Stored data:
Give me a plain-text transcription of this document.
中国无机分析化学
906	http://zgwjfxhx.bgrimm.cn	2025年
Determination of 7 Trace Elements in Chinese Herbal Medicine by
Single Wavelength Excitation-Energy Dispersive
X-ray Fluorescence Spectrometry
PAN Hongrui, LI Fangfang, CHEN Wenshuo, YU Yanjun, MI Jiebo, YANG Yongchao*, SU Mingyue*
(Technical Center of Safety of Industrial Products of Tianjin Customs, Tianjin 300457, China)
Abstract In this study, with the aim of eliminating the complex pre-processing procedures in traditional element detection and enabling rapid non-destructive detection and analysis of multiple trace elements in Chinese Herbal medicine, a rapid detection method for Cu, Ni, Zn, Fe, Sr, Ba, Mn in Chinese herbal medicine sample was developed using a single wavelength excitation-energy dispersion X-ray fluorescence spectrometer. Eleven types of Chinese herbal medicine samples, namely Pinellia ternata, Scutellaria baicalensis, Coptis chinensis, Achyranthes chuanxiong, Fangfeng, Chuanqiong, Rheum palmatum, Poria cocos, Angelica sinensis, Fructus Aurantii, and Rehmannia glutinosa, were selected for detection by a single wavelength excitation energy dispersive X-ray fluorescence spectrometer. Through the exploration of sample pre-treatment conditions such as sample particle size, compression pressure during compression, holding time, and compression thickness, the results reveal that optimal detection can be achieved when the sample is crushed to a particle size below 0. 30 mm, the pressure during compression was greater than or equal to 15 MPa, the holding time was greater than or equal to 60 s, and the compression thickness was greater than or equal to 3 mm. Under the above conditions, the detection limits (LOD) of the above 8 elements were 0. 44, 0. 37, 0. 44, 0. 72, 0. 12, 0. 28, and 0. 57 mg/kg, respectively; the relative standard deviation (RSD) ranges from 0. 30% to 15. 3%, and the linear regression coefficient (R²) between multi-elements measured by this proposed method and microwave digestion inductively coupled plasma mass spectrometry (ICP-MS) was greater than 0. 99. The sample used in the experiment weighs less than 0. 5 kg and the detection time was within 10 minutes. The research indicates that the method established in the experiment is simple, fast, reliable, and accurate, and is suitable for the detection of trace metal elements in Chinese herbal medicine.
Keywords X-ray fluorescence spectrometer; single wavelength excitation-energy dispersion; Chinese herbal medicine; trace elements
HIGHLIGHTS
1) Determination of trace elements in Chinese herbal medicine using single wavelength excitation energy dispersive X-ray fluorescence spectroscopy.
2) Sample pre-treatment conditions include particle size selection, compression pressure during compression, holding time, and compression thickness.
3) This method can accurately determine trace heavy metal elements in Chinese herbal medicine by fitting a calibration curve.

- _Direction_:
Copy all lines of the material above where the string "Determination" occurs.

- _Exercise answer_:
Determination of 7 Trace Elements in Chinese Herbal Medicine by
1) Determination of trace elements in Chinese herbal medicine using single wavelength excitation energy dispersive X-ray fluorescence spectroscopy.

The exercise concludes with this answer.